(Extracted data entries)
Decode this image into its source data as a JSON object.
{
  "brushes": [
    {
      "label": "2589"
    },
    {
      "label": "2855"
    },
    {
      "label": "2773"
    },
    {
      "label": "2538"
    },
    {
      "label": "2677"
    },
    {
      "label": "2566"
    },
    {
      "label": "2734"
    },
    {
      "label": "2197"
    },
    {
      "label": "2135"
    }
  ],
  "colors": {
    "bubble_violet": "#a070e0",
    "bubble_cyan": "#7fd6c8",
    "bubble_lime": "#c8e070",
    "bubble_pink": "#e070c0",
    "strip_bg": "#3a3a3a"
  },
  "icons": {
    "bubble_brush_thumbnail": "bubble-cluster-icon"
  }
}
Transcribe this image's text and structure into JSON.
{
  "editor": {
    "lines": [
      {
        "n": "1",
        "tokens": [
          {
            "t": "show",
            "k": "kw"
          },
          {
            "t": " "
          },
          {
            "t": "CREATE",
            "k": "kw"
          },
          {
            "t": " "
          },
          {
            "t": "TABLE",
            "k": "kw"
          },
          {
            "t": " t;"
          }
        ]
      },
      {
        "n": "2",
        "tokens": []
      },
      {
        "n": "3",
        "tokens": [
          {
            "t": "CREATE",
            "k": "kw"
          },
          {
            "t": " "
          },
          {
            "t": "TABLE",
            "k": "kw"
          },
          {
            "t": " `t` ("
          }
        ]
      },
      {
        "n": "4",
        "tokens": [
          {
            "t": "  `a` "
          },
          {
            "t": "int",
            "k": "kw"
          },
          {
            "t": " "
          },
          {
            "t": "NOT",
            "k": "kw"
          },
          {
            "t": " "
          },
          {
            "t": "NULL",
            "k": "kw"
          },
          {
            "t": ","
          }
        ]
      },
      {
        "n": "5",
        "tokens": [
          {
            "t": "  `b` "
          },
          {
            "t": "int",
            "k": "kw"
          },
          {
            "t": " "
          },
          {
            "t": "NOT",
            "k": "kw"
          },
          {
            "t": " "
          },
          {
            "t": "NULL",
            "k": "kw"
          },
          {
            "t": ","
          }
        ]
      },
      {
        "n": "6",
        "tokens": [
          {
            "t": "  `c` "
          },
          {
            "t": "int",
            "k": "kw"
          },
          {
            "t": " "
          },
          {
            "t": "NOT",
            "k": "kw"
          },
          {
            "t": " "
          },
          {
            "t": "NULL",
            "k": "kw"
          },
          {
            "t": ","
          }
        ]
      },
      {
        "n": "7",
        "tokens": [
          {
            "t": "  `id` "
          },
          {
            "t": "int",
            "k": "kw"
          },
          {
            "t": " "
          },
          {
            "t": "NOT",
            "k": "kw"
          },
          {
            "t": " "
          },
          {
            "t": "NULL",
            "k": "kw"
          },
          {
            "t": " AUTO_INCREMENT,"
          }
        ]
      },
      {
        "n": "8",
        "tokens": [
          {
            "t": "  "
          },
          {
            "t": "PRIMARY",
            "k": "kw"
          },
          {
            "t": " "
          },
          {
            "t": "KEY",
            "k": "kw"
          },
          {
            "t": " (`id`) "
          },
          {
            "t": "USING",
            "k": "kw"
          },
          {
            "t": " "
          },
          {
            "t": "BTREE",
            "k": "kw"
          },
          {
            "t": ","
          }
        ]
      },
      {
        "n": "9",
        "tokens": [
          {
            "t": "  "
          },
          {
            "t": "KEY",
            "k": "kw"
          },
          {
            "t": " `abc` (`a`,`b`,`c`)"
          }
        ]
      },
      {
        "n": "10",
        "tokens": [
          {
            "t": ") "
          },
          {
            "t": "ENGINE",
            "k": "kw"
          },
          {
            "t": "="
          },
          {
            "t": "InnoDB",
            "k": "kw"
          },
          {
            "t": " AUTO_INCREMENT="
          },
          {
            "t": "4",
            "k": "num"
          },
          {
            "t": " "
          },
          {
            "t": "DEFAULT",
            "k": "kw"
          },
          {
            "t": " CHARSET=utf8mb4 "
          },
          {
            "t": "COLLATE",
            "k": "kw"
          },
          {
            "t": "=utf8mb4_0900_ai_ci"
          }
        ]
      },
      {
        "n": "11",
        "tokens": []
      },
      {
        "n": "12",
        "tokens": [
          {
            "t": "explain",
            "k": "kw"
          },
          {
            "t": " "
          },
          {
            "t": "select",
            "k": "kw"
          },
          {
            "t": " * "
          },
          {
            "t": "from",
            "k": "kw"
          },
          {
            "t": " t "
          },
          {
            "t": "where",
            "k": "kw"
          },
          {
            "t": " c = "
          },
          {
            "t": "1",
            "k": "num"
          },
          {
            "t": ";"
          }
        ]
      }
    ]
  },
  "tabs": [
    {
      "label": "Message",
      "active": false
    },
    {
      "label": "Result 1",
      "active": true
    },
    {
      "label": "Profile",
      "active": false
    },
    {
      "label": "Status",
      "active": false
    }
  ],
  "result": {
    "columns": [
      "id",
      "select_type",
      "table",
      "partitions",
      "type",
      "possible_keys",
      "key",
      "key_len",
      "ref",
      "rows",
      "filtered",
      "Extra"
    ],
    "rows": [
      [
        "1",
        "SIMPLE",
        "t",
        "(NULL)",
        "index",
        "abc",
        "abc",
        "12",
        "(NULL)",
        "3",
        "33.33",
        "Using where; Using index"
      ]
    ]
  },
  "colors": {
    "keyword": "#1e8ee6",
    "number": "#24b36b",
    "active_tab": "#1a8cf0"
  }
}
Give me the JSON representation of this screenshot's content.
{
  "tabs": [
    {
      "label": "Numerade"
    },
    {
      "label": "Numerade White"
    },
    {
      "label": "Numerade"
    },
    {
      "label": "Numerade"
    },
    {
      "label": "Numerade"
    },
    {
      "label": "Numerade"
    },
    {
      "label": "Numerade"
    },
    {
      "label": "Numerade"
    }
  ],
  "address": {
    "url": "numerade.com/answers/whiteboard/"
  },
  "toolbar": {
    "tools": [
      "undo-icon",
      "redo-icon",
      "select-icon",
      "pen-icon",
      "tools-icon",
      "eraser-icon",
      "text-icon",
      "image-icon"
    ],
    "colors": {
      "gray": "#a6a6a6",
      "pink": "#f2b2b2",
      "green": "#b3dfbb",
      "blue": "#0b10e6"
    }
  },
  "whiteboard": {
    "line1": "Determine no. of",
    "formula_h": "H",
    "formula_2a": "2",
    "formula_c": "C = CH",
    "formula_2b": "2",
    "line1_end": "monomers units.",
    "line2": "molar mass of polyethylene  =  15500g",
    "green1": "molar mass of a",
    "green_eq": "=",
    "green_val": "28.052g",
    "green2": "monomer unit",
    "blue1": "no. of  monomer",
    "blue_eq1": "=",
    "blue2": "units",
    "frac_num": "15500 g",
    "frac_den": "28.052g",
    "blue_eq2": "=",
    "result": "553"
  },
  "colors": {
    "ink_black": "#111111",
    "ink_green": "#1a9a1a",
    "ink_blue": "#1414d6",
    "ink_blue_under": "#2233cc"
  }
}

**Task to carry out**
Restate the whole of the material exactly.

**Exercise response**
Decode this image into its source data as a JSON object.
{
  "brushes": [
    {
      "label": "2589"
    },
    {
      "label": "2855"
    },
    {
      "label": "2773"
    },
    {
      "label": "2538"
    },
    {
      "label": "2677"
    },
    {
      "label": "2566"
    },
    {
      "label": "2734"
    },
    {
      "label": "2197"
    },
    {
      "label": "2135"
    }
  ],
  "colors": {
    "bubble_violet": "#a070e0",
    "bubble_cyan": "#7fd6c8",
    "bubble_lime": "#c8e070",
    "bubble_pink": "#e070c0",
    "strip_bg": "#3a3a3a"
  },
  "icons": {
    "bubble_brush_thumbnail": "bubble-cluster-icon"
  }
}
Transcribe this image's text and structure into JSON.
{
  "editor": {
    "lines": [
      {
        "n": "1",
        "tokens": [
          {
            "t": "show",
            "k": "kw"
          },
          {
            "t": " "
          },
          {
            "t": "CREATE",
            "k": "kw"
          },
          {
            "t": " "
          },
          {
            "t": "TABLE",
            "k": "kw"
          },
          {
            "t": " t;"
          }
        ]
      },
      {
        "n": "2",
        "tokens": []
      },
      {
        "n": "3",
        "tokens": [
          {
            "t": "CREATE",
            "k": "kw"
          },
          {
            "t": " "
          },
          {
            "t": "TABLE",
            "k": "kw"
          },
          {
            "t": " `t` ("
          }
        ]
      },
      {
        "n": "4",
        "tokens": [
          {
            "t": "  `a` "
          },
          {
            "t": "int",
            "k": "kw"
          },
          {
            "t": " "
          },
          {
            "t": "NOT",
            "k": "kw"
          },
          {
            "t": " "
          },
          {
            "t": "NULL",
            "k": "kw"
          },
          {
            "t": ","
          }
        ]
      },
      {
        "n": "5",
        "tokens": [
          {
            "t": "  `b` "
          },
          {
            "t": "int",
            "k": "kw"
          },
          {
            "t": " "
          },
          {
            "t": "NOT",
            "k": "kw"
          },
          {
            "t": " "
          },
          {
            "t": "NULL",
            "k": "kw"
          },
          {
            "t": ","
          }
        ]
      },
      {
        "n": "6",
        "tokens": [
          {
            "t": "  `c` "
          },
          {
            "t": "int",
            "k": "kw"
          },
          {
            "t": " "
          },
          {
            "t": "NOT",
            "k": "kw"
          },
          {
            "t": " "
          },
          {
            "t": "NULL",
            "k": "kw"
          },
          {
            "t": ","
          }
        ]
      },
      {
        "n": "7",
        "tokens": [
          {
            "t": "  `id` "
          },
          {
            "t": "int",
            "k": "kw"
          },
          {
            "t": " "
          },
          {
            "t": "NOT",
            "k": "kw"
          },
          {
            "t": " "
          },
          {
            "t": "NULL",
            "k": "kw"
          },
          {
            "t": " AUTO_INCREMENT,"
          }
        ]
      },
      {
        "n": "8",
        "tokens": [
          {
            "t": "  "
          },
          {
            "t": "PRIMARY",
            "k": "kw"
          },
          {
            "t": " "
          },
          {
            "t": "KEY",
            "k": "kw"
          },
          {
            "t": " (`id`) "
          },
          {
            "t": "USING",
            "k": "kw"
          },
          {
            "t": " "
          },
          {
            "t": "BTREE",
            "k": "kw"
          },
          {
            "t": ","
          }
        ]
      },
      {
        "n": "9",
        "tokens": [
          {
            "t": "  "
          },
          {
            "t": "KEY",
            "k": "kw"
          },
          {
            "t": " `abc` (`a`,`b`,`c`)"
          }
        ]
      },
      {
        "n": "10",
        "tokens": [
          {
            "t": ") "
          },
          {
            "t": "ENGINE",
            "k": "kw"
          },
          {
            "t": "="
          },
          {
            "t": "InnoDB",
            "k": "kw"
          },
          {
            "t": " AUTO_INCREMENT="
          },
          {
            "t": "4",
            "k": "num"
          },
          {
            "t": " "
          },
          {
            "t": "DEFAULT",
            "k": "kw"
          },
          {
            "t": " CHARSET=utf8mb4 "
          },
          {
            "t": "COLLATE",
            "k": "kw"
          },
          {
            "t": "=utf8mb4_0900_ai_ci"
          }
        ]
      },
      {
        "n": "11",
        "tokens": []
      },
      {
        "n": "12",
        "tokens": [
          {
            "t": "explain",
            "k": "kw"
          },
          {
            "t": " "
          },
          {
            "t": "select",
            "k": "kw"
          },
          {
            "t": " * "
          },
          {
            "t": "from",
            "k": "kw"
          },
          {
            "t": " t "
          },
          {
            "t": "where",
            "k": "kw"
          },
          {
            "t": " c = "
          },
          {
            "t": "1",
            "k": "num"
          },
          {
            "t": ";"
          }
        ]
      }
    ]
  },
  "tabs": [
    {
      "label": "Message",
      "active": false
    },
    {
      "label": "Result 1",
      "active": true
    },
    {
      "label": "Profile",
      "active": false
    },
    {
      "label": "Status",
      "active": false
    }
  ],
  "result": {
    "columns": [
      "id",
      "select_type",
      "table",
      "partitions",
      "type",
      "possible_keys",
      "key",
      "key_len",
      "ref",
      "rows",
      "filtered",
      "Extra"
    ],
    "rows": [
      [
        "1",
        "SIMPLE",
        "t",
        "(NULL)",
        "index",
        "abc",
        "abc",
        "12",
        "(NULL)",
        "3",
        "33.33",
        "Using where; Using index"
      ]
    ]
  },
  "colors": {
    "keyword": "#1e8ee6",
    "number": "#24b36b",
    "active_tab": "#1a8cf0"
  }
}
Give me the JSON representation of this screenshot's content.
{
  "tabs": [
    {
      "label": "Numerade"
    },
    {
      "label": "Numerade White"
    },
    {
      "label": "Numerade"
    },
    {
      "label": "Numerade"
    },
    {
      "label": "Numerade"
    },
    {
      "label": "Numerade"
    },
    {
      "label": "Numerade"
    },
    {
      "label": "Numerade"
    }
  ],
  "address": {
    "url": "numerade.com/answers/whiteboard/"
  },
  "toolbar": {
    "tools": [
      "undo-icon",
      "redo-icon",
      "select-icon",
      "pen-icon",
      "tools-icon",
      "eraser-icon",
      "text-icon",
      "image-icon"
    ],
    "colors": {
      "gray": "#a6a6a6",
      "pink": "#f2b2b2",
      "green": "#b3dfbb",
      "blue": "#0b10e6"
    }
  },
  "whiteboard": {
    "line1": "Determine no. of",
    "formula_h": "H",
    "formula_2a": "2",
    "formula_c": "C = CH",
    "formula_2b": "2",
    "line1_end": "monomers units.",
    "line2": "molar mass of polyethylene  =  15500g",
    "green1": "molar mass of a",
    "green_eq": "=",
    "green_val": "28.052g",
    "green2": "monomer unit",
    "blue1": "no. of  monomer",
    "blue_eq1": "=",
    "blue2": "units",
    "frac_num": "15500 g",
    "frac_den": "28.052g",
    "blue_eq2": "=",
    "result": "553"
  },
  "colors": {
    "ink_black": "#111111",
    "ink_green": "#1a9a1a",
    "ink_blue": "#1414d6",
    "ink_blue_under": "#2233cc"
  }
}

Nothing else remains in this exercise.